DIRECTIVE: From the listing below, pull each line that includes "rodičů".

▼

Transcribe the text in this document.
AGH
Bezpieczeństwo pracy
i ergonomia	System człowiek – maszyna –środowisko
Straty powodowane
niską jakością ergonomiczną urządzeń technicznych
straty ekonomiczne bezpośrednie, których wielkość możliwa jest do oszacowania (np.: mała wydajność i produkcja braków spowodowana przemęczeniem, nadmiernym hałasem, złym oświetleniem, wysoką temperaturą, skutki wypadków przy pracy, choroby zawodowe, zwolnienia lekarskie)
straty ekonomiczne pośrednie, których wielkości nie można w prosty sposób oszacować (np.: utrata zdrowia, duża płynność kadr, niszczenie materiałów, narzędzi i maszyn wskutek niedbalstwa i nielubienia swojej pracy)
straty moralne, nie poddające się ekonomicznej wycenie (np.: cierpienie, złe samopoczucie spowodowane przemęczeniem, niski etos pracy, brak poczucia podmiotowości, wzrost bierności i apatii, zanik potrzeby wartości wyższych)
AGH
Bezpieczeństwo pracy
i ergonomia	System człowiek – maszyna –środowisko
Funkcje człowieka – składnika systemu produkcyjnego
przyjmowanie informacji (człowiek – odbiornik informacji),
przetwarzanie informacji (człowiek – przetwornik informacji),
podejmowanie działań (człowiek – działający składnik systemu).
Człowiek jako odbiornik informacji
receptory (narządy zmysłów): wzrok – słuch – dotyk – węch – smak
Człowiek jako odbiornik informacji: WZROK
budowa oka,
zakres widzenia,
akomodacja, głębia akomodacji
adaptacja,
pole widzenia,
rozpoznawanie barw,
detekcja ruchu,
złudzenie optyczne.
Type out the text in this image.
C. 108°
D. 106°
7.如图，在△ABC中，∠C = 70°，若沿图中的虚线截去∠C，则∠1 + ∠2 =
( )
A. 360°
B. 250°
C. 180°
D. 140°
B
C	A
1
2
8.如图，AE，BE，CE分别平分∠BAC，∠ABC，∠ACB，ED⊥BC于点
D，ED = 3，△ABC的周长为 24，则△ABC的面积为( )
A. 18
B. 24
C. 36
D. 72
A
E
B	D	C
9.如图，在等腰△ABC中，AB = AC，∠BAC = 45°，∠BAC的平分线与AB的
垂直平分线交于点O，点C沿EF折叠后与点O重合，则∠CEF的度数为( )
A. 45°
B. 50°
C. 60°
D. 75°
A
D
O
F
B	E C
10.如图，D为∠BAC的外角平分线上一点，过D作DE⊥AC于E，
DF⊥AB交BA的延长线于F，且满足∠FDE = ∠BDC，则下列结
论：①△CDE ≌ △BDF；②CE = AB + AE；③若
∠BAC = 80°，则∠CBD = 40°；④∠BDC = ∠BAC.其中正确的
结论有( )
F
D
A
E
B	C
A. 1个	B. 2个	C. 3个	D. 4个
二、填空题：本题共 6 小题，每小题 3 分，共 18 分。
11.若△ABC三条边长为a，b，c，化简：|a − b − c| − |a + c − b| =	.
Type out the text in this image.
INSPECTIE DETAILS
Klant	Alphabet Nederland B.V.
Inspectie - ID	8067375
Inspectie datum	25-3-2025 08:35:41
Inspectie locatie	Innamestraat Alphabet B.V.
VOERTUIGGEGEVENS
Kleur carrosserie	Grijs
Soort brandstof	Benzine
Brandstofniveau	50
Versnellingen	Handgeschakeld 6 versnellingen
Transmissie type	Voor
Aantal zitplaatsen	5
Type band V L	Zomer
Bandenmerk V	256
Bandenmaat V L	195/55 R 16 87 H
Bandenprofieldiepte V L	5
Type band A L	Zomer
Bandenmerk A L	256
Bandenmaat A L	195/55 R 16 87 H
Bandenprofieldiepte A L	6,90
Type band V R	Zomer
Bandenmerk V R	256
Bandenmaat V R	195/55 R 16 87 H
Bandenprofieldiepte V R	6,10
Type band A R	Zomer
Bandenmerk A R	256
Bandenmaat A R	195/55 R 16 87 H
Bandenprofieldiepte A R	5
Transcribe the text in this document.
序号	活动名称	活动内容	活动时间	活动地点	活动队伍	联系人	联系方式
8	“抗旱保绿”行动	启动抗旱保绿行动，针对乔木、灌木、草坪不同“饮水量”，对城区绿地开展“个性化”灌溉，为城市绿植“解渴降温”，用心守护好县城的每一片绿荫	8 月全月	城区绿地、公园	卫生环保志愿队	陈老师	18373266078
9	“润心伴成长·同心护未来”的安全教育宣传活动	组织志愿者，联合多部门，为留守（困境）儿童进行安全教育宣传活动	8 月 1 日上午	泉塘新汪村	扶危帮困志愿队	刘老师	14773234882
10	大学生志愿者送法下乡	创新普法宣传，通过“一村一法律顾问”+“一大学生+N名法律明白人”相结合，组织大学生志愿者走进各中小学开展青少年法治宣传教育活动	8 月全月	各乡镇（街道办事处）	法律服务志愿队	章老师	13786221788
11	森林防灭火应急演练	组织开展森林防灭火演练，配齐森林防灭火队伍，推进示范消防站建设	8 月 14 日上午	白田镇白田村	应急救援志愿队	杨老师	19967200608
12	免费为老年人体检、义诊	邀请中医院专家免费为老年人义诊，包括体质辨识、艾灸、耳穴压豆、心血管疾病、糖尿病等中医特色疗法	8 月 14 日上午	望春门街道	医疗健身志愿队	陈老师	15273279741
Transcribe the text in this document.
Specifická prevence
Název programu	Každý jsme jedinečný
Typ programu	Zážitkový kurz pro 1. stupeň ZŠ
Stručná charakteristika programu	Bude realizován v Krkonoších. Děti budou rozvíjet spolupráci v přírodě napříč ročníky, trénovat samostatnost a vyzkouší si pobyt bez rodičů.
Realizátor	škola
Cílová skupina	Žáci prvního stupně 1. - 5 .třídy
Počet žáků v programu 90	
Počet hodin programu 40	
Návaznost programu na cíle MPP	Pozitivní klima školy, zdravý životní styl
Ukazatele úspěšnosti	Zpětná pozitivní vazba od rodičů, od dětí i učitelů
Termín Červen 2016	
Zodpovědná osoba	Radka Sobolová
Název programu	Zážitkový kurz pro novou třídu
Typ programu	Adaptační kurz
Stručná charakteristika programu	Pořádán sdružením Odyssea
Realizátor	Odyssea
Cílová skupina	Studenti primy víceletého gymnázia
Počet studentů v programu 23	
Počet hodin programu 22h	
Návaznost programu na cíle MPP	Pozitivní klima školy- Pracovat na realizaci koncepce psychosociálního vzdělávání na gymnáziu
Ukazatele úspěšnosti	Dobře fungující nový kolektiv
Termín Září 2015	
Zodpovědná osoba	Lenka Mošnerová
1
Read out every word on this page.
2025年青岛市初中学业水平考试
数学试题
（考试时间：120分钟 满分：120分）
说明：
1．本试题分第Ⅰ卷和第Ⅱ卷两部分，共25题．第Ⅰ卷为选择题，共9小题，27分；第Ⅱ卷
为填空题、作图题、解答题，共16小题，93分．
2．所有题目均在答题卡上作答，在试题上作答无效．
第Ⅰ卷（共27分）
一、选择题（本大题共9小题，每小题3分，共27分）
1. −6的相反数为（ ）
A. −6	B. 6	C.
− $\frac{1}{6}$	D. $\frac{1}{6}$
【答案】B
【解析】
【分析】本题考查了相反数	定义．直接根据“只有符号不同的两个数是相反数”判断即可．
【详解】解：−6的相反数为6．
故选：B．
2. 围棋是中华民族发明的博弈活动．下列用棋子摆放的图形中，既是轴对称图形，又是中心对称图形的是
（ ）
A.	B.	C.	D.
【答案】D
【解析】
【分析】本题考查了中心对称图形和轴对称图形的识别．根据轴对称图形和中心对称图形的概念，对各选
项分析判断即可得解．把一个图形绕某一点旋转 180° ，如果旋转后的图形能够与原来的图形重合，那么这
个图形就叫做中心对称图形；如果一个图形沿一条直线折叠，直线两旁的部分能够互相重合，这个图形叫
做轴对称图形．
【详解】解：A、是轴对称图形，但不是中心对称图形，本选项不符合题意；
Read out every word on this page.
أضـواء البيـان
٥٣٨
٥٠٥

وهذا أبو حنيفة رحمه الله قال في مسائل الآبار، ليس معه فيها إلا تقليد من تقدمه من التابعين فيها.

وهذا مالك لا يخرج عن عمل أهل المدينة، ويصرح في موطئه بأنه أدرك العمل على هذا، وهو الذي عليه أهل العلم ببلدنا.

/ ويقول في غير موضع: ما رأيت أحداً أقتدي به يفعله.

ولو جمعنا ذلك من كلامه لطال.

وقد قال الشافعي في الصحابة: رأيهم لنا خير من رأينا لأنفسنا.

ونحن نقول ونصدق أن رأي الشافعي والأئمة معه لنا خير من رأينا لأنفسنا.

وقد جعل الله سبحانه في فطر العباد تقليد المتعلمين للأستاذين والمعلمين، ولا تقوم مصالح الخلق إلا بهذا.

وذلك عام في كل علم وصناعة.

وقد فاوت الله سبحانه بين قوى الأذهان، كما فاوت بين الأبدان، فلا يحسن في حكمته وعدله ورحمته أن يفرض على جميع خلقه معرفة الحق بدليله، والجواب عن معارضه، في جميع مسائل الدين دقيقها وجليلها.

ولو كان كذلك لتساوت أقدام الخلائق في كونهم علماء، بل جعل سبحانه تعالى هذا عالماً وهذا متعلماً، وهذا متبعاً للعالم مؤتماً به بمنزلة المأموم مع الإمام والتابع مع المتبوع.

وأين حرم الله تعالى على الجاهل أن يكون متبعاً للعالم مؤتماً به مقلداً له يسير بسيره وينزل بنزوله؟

▲

CORRECT RESULT:
Stručná charakteristika programu	Bude realizován v Krkonoších. Děti budou rozvíjet spolupráci v přírodě napříč ročníky, trénovat samostatnost a vyzkouší si pobyt bez rodičů.
Ukazatele úspěšnosti	Zpětná pozitivní vazba od rodičů, od dětí i učitelů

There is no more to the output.